From the forum thread on lunar laser ranging, extract word for word the passage starting at "I mean, are" and ending at "single 1994 publication.".

┌─ Reading text

Can someone that has decided humans did not land on the moon, explain to me how in 1994, this article appeared in the journal Science, and it includes data from French scientists that had been recording laser ranging measurements from reflectors left on the moon by numerous Apollo landings over a 20 year period ?

 

http://www.physics.ucsd.edu/~tmurphy/apollo/doc/Dickey.pdf

 

I mean, are you now claiming that France, Germany, Australia governments also were involved in this fake Apollo program since they all have been conducting laser ranging experiments on Apollo reflectors. Are you claiming that scientists not connected to NASA have continued to record false data from the early 1970's and knowingly submit false laser data for publication ? Are you claiming that the peer reviewers for the journal Science are also involved in this cover-up, or not intelligent enough to know what they review are false data--being somehow transmitted by NASA on the earth ?

 

From my perspective, 100% of the claims I have read on this forum that the Apollo missions did not occur are thus falsified (both logically and scientifically) by this single 1994 publication.

[JMJones0424]

Don't forget, India must now be included as a co-conspirator as well. Their first lunar orbiter, Chandrayaan-1, among many other accomplishments, managed to map the Apollo sites.

[Rade]

Don't forget, India must now be included as a co-conspirator as well.

└─
┌─ Records

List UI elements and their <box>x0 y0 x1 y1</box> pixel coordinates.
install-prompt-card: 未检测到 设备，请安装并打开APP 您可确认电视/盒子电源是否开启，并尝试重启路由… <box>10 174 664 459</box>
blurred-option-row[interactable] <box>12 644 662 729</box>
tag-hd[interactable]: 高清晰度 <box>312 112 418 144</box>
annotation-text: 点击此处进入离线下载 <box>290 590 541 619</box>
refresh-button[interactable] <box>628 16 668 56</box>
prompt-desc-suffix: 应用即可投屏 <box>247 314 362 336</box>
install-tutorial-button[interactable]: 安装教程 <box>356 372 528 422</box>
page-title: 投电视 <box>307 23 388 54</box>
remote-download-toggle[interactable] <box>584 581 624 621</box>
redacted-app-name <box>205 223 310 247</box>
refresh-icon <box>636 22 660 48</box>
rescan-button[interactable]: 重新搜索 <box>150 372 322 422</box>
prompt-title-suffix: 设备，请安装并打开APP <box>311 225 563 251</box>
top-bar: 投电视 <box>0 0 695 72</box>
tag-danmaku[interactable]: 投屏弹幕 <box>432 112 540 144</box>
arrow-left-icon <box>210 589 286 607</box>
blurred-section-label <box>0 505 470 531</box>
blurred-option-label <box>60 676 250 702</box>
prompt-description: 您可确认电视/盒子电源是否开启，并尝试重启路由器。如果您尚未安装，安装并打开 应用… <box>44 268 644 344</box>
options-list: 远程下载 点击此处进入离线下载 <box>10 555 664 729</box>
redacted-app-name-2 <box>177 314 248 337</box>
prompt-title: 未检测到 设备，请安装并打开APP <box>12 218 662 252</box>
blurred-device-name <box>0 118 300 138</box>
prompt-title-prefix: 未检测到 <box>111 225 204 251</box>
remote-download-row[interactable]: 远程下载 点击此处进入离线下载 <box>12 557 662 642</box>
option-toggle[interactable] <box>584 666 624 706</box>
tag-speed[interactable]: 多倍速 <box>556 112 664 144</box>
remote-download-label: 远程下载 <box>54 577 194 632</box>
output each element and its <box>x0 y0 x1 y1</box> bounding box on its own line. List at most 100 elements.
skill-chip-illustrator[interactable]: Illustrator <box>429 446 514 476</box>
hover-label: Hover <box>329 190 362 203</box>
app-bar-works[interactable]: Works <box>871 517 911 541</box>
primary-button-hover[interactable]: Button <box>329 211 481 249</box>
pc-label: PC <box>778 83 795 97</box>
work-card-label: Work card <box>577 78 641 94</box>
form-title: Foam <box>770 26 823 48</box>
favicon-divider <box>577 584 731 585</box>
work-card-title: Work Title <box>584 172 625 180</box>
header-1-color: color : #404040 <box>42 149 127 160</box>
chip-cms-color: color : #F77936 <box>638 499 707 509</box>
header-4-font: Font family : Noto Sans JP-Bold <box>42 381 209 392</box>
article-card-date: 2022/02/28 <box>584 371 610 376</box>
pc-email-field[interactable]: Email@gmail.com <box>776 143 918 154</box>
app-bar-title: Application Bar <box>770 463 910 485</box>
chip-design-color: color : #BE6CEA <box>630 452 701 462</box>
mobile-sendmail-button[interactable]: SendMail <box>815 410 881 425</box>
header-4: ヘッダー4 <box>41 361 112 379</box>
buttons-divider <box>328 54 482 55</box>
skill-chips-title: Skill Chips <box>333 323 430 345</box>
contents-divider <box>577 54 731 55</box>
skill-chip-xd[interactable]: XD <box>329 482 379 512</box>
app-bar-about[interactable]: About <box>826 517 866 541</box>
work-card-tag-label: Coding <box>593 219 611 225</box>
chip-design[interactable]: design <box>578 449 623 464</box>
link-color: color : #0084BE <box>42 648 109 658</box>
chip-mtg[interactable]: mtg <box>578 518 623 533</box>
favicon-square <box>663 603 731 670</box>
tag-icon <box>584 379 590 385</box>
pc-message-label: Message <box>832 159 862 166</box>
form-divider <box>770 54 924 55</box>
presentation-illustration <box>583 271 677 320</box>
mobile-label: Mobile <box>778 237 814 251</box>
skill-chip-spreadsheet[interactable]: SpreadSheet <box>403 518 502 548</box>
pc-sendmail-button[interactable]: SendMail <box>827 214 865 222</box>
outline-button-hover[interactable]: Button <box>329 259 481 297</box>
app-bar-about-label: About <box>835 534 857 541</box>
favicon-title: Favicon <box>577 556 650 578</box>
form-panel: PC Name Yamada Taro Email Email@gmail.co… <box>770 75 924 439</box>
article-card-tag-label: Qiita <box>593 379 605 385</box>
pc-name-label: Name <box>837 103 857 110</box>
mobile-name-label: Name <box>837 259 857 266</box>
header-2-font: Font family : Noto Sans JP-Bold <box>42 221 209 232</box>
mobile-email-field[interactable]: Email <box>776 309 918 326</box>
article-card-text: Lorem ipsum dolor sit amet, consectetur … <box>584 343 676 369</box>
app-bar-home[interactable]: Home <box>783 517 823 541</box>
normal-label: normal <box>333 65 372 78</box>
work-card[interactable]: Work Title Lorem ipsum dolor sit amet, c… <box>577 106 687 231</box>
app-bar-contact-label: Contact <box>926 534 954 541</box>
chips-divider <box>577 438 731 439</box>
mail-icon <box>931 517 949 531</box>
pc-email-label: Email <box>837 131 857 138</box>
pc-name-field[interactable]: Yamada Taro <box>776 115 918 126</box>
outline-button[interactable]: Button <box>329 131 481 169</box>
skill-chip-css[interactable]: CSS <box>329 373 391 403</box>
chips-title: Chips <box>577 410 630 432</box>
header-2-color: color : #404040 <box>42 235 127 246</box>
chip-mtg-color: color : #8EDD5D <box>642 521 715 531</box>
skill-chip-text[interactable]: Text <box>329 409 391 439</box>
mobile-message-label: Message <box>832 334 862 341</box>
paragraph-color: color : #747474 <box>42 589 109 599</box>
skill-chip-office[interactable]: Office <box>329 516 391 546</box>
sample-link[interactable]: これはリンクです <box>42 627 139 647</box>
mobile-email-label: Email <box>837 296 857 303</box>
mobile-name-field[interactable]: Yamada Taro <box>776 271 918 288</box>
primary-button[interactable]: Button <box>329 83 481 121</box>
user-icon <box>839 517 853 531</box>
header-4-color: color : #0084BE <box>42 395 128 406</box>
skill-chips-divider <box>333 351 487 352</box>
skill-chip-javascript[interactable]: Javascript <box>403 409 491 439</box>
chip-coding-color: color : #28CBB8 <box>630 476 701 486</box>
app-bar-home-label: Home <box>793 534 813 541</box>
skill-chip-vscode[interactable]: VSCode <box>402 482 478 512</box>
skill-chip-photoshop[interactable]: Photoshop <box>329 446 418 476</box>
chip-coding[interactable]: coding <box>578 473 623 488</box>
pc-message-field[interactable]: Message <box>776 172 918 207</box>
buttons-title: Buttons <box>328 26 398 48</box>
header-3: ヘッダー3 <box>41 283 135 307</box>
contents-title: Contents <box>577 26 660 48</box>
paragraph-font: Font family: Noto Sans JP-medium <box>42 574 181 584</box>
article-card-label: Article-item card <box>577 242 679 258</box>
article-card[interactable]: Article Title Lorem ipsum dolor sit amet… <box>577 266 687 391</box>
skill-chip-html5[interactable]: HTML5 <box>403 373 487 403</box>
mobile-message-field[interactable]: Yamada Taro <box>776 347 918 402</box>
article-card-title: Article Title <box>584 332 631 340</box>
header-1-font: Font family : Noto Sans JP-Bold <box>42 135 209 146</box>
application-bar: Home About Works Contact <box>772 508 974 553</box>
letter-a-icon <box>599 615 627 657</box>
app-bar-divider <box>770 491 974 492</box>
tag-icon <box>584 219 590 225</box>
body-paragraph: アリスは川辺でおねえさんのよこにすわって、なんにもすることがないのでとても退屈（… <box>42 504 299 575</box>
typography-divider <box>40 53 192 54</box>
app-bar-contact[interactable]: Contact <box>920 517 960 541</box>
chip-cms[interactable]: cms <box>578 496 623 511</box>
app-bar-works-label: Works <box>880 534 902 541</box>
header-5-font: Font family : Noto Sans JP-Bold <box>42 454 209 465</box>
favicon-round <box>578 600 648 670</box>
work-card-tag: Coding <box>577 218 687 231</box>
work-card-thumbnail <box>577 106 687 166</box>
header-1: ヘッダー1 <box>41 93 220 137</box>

└─

Answer to the problem:
I mean, are you now claiming that France, Germany, Australia governments also were involved in this fake Apollo program since they all have been conducting laser ranging experiments on Apollo reflectors. Are you claiming that scientists not connected to NASA have continued to record false data from the early 1970's and knowingly submit false laser data for publication ? Are you claiming that the peer reviewers for the journal Science are also involved in this cover-up, or not intelligent enough to know what they review are false data--being somehow transmitted by NASA on the earth ?

 

From my perspective, 100% of the claims I have read on this forum that the Apollo missions did not occur are thus falsified (both logically and scientifically) by this single 1994 publication.